*What is needed*
Output the entries verbatim, including every line.

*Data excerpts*
BEGIN

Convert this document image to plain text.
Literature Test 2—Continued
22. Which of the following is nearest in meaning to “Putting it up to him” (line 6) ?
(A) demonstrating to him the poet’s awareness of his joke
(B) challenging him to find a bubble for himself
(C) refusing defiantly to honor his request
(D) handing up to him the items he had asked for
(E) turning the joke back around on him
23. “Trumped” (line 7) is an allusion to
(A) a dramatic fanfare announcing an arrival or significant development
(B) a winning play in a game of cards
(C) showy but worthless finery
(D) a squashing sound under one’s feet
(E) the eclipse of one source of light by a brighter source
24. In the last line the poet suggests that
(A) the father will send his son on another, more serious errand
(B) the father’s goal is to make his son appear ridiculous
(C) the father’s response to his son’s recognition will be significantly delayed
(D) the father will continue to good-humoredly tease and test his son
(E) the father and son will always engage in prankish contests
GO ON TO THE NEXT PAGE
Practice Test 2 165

END

*Answer for the task*
Convert this document image to plain text.
Literature Test 2—Continued
22. Which of the following is nearest in meaning to “Putting it up to him” (line 6) ?
(A) demonstrating to him the poet’s awareness of his joke
(B) challenging him to find a bubble for himself
(C) refusing defiantly to honor his request
(D) handing up to him the items he had asked for
(E) turning the joke back around on him
23. “Trumped” (line 7) is an allusion to
(A) a dramatic fanfare announcing an arrival or significant development
(B) a winning play in a game of cards
(C) showy but worthless finery
(D) a squashing sound under one’s feet
(E) the eclipse of one source of light by a brighter source
24. In the last line the poet suggests that
(A) the father will send his son on another, more serious errand
(B) the father’s goal is to make his son appear ridiculous
(C) the father’s response to his son’s recognition will be significantly delayed
(D) the father will continue to good-humoredly tease and test his son
(E) the father and son will always engage in prankish contests
GO ON TO THE NEXT PAGE
Practice Test 2 165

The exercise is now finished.